Items from a data source:
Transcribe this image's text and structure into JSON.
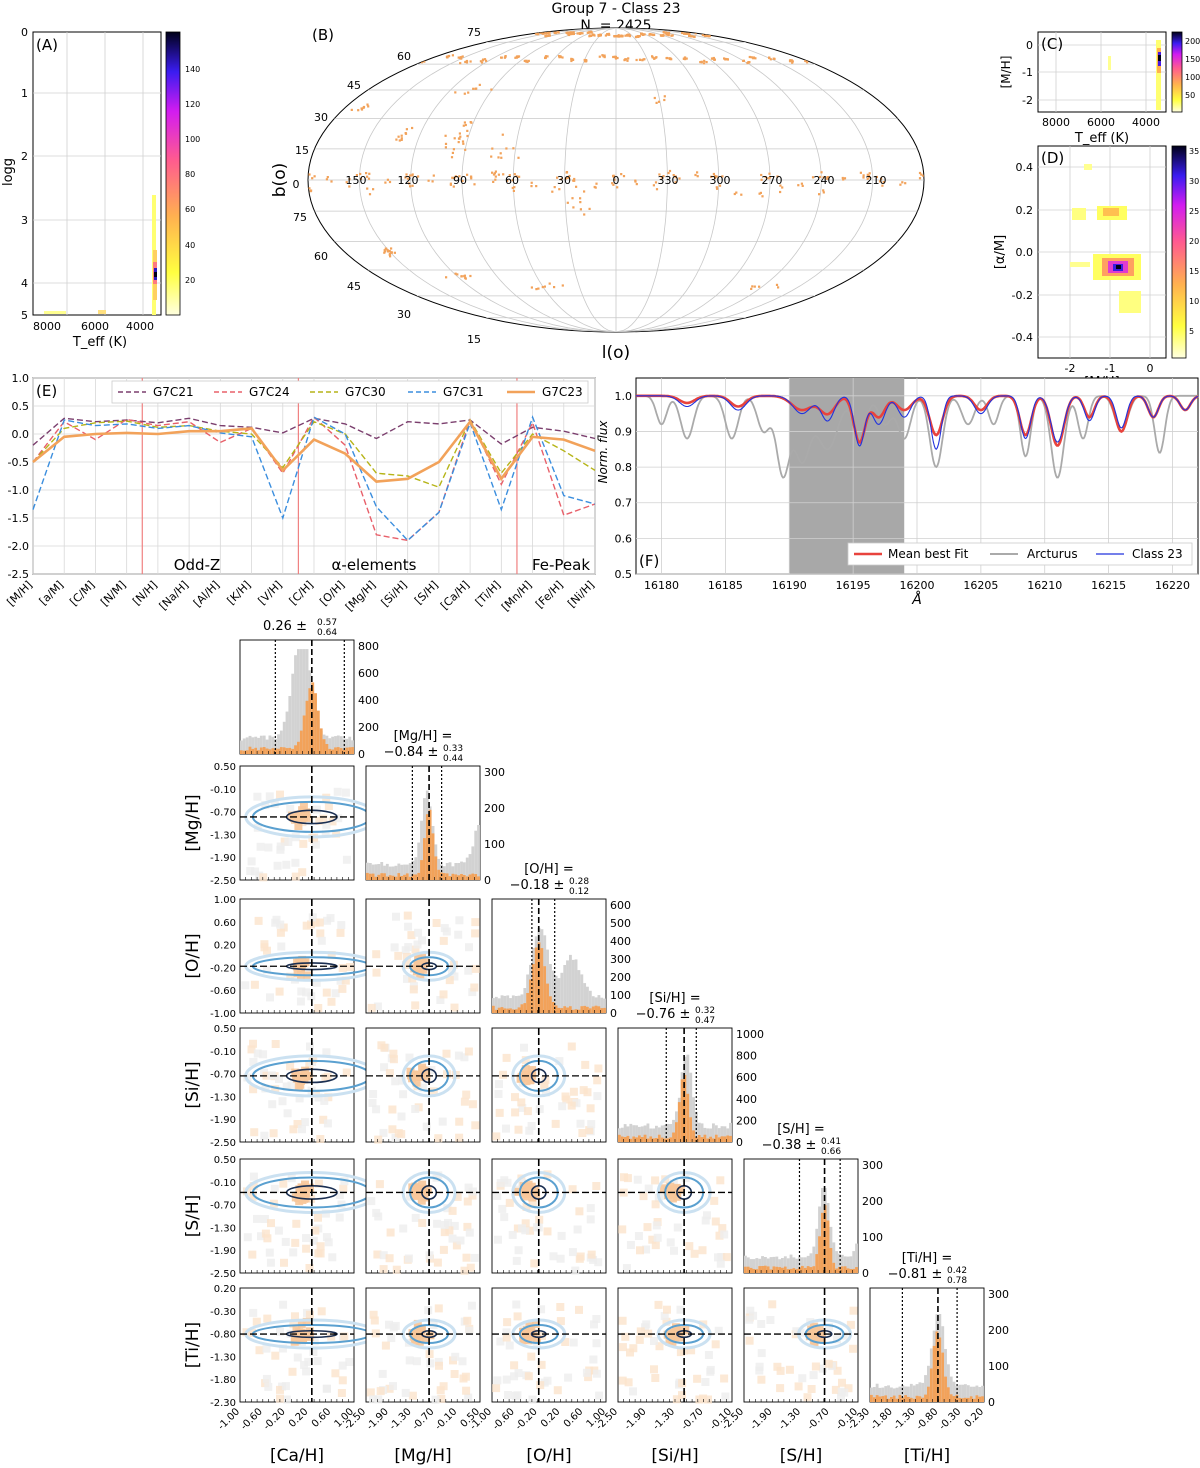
{
  "figure": {
    "title_line1": "Group 7 - Class 23",
    "title_line2": "N. = 2425"
  },
  "colors": {
    "accent_orange": "#f2a25a",
    "red": "#e8433d",
    "grey": "#aaaaaa",
    "blue": "#2233dd",
    "contour_light": "#a9cde6",
    "contour_mid": "#5aa0d0",
    "contour_dark": "#1b2f52"
  },
  "chart_data": [
    {
      "id": "A",
      "type": "heatmap",
      "panel_label": "(A)",
      "xlabel": "T_eff (K)",
      "ylabel": "logg",
      "xlim": [
        8900,
        3300
      ],
      "ylim": [
        5,
        0
      ],
      "xticks": [
        "8000",
        "6000",
        "4000"
      ],
      "yticks": [
        "0",
        "1",
        "2",
        "3",
        "4",
        "5"
      ],
      "colorbar_ticks": [
        "140",
        "120",
        "100",
        "80",
        "60",
        "40",
        "20"
      ],
      "colorbar_range": [
        0,
        160
      ]
    },
    {
      "id": "B",
      "type": "scatter",
      "panel_label": "(B)",
      "projection": "Mollweide",
      "xlabel": "l(o)",
      "ylabel": "b(o)",
      "longitude_labels": [
        "150",
        "120",
        "90",
        "60",
        "30",
        "0",
        "330",
        "300",
        "270",
        "240",
        "210"
      ],
      "latitude_labels_upper": [
        "75",
        "60",
        "45",
        "30",
        "15",
        "0"
      ],
      "latitude_labels_lower": [
        "75",
        "60",
        "45",
        "30",
        "15"
      ]
    },
    {
      "id": "C",
      "type": "heatmap",
      "panel_label": "(C)",
      "xlabel": "T_eff (K)",
      "ylabel": "[M/H]",
      "xlim": [
        8900,
        3300
      ],
      "ylim": [
        -2.4,
        0.5
      ],
      "xticks": [
        "8000",
        "6000",
        "4000"
      ],
      "yticks": [
        "0",
        "-1",
        "-2"
      ],
      "colorbar_ticks": [
        "200",
        "150",
        "100",
        "50"
      ]
    },
    {
      "id": "D",
      "type": "heatmap",
      "panel_label": "(D)",
      "xlabel": "[M/H]",
      "ylabel": "[α/M]",
      "xlim": [
        -2.6,
        0.6
      ],
      "ylim": [
        -0.5,
        0.5
      ],
      "xticks": [
        "-2",
        "-1",
        "0"
      ],
      "yticks": [
        "0.4",
        "0.2",
        "0.0",
        "-0.2",
        "-0.4"
      ],
      "colorbar_ticks": [
        "35",
        "30",
        "25",
        "20",
        "15",
        "10",
        "5"
      ]
    },
    {
      "id": "E",
      "type": "line",
      "panel_label": "(E)",
      "ylim": [
        -2.5,
        1.0
      ],
      "yticks": [
        "1.0",
        "0.5",
        "0.0",
        "-0.5",
        "-1.0",
        "-1.5",
        "-2.0",
        "-2.5"
      ],
      "categories": [
        "[M/H]",
        "[a/M]",
        "[C/M]",
        "[N/M]",
        "[N/H]",
        "[Na/H]",
        "[Al/H]",
        "[K/H]",
        "[V/H]",
        "[C/H]",
        "[O/H]",
        "[Mg/H]",
        "[Si/H]",
        "[S/H]",
        "[Ca/H]",
        "[Ti/H]",
        "[Mn/H]",
        "[Fe/H]",
        "[Ni/H]"
      ],
      "group_labels": [
        "Odd-Z",
        "α-elements",
        "Fe-Peak"
      ],
      "series": [
        {
          "name": "G7C21",
          "color": "#7b3f6e",
          "dashed": true,
          "values": [
            -0.2,
            0.28,
            0.22,
            0.25,
            0.2,
            0.28,
            0.15,
            0.12,
            0.02,
            0.28,
            0.18,
            -0.08,
            0.22,
            0.18,
            0.25,
            -0.18,
            0.12,
            0.05,
            -0.08
          ]
        },
        {
          "name": "G7C24",
          "color": "#e8606a",
          "dashed": true,
          "values": [
            -0.5,
            0.22,
            -0.1,
            0.26,
            0.15,
            0.22,
            -0.15,
            0.1,
            -0.7,
            0.3,
            -0.2,
            -1.8,
            -1.9,
            -1.4,
            0.25,
            -0.9,
            0.2,
            -1.45,
            -1.25
          ]
        },
        {
          "name": "G7C30",
          "color": "#b6b418",
          "dashed": true,
          "values": [
            -0.5,
            0.1,
            0.2,
            0.23,
            0.12,
            0.15,
            0.05,
            0.0,
            -0.6,
            0.22,
            0.0,
            -0.7,
            -0.75,
            -0.95,
            0.25,
            -0.7,
            0.0,
            -0.3,
            -0.65
          ]
        },
        {
          "name": "G7C31",
          "color": "#3b8ede",
          "dashed": true,
          "values": [
            -1.35,
            0.25,
            0.15,
            0.18,
            0.1,
            0.15,
            0.02,
            -0.05,
            -1.5,
            0.3,
            0.0,
            -1.3,
            -1.9,
            -1.4,
            0.2,
            -1.35,
            0.3,
            -1.1,
            -1.25
          ]
        },
        {
          "name": "G7C23",
          "color": "#f2a25a",
          "dashed": false,
          "values": [
            -0.5,
            -0.05,
            0.0,
            0.02,
            0.0,
            0.05,
            0.05,
            0.1,
            -0.65,
            -0.1,
            -0.35,
            -0.85,
            -0.8,
            -0.5,
            0.22,
            -0.8,
            -0.05,
            -0.1,
            -0.3
          ]
        }
      ]
    },
    {
      "id": "F",
      "type": "line",
      "panel_label": "(F)",
      "xlabel": "Å",
      "ylabel": "Norm. flux",
      "xlim": [
        16178,
        16222
      ],
      "ylim": [
        0.5,
        1.05
      ],
      "xticks": [
        "16180",
        "16185",
        "16190",
        "16195",
        "16200",
        "16205",
        "16210",
        "16215",
        "16220"
      ],
      "yticks": [
        "1.0",
        "0.9",
        "0.8",
        "0.7",
        "0.6",
        "0.5"
      ],
      "shaded_region": [
        16190,
        16199
      ],
      "series": [
        {
          "name": "Mean best Fit",
          "color": "#e8433d"
        },
        {
          "name": "Arcturus",
          "color": "#aaaaaa"
        },
        {
          "name": "Class 23",
          "color": "#2233dd"
        }
      ]
    },
    {
      "id": "corner",
      "type": "heatmap",
      "variables": [
        "[Ca/H]",
        "[Mg/H]",
        "[O/H]",
        "[Si/H]",
        "[S/H]",
        "[Ti/H]"
      ],
      "medians": [
        0.26,
        -0.84,
        -0.18,
        -0.76,
        -0.38,
        -0.81
      ],
      "upper_errors": [
        0.57,
        0.33,
        0.28,
        0.32,
        0.41,
        0.42
      ],
      "lower_errors": [
        0.64,
        0.44,
        0.12,
        0.47,
        0.66,
        0.78
      ],
      "titles": [
        {
          "median": "0.26",
          "up": "0.57",
          "low": "0.64"
        },
        {
          "label": "[Mg/H] =",
          "median": "−0.84",
          "up": "0.33",
          "low": "0.44"
        },
        {
          "label": "[O/H] =",
          "median": "−0.18",
          "up": "0.28",
          "low": "0.12"
        },
        {
          "label": "[Si/H] =",
          "median": "−0.76",
          "up": "0.32",
          "low": "0.47"
        },
        {
          "label": "[S/H] =",
          "median": "−0.38",
          "up": "0.41",
          "low": "0.66"
        },
        {
          "label": "[Ti/H] =",
          "median": "−0.81",
          "up": "0.42",
          "low": "0.78"
        }
      ],
      "hist_yticks": [
        [
          "800",
          "600",
          "400",
          "200",
          "0"
        ],
        [
          "300",
          "200",
          "100",
          "0"
        ],
        [
          "600",
          "500",
          "400",
          "300",
          "200",
          "100",
          "0"
        ],
        [
          "1000",
          "800",
          "600",
          "400",
          "200",
          "0"
        ],
        [
          "300",
          "200",
          "100",
          "0"
        ],
        [
          "300",
          "200",
          "100",
          "0"
        ]
      ],
      "row_yticks": [
        [
          "0.50",
          "-0.10",
          "-0.70",
          "-1.30",
          "-1.90",
          "-2.50"
        ],
        [
          "1.00",
          "0.60",
          "0.20",
          "-0.20",
          "-0.60",
          "-1.00"
        ],
        [
          "0.50",
          "-0.10",
          "-0.70",
          "-1.30",
          "-1.90",
          "-2.50"
        ],
        [
          "0.50",
          "-0.10",
          "-0.70",
          "-1.30",
          "-1.90",
          "-2.50"
        ],
        [
          "0.20",
          "-0.30",
          "-0.80",
          "-1.30",
          "-1.80",
          "-2.30"
        ]
      ],
      "col_xticks": [
        [
          "-1.00",
          "-0.60",
          "-0.20",
          "0.20",
          "0.60",
          "1.00"
        ],
        [
          "-2.50",
          "-1.90",
          "-1.30",
          "-0.70",
          "-0.10",
          "0.50"
        ],
        [
          "-1.00",
          "-0.60",
          "-0.20",
          "0.20",
          "0.60",
          "1.00"
        ],
        [
          "-2.50",
          "-1.90",
          "-1.30",
          "-0.70",
          "-0.10"
        ],
        [
          "-2.50",
          "-1.90",
          "-1.30",
          "-0.70",
          "-0.10"
        ],
        [
          "-2.30",
          "-1.80",
          "-1.30",
          "-0.80",
          "-0.30",
          "0.20"
        ]
      ]
    }
  ]
}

§ **OBJECTIVE**:
Say how many lines in the entries contain the string "ylabel", and leave out everything else.

§ **THE REPLY**:
5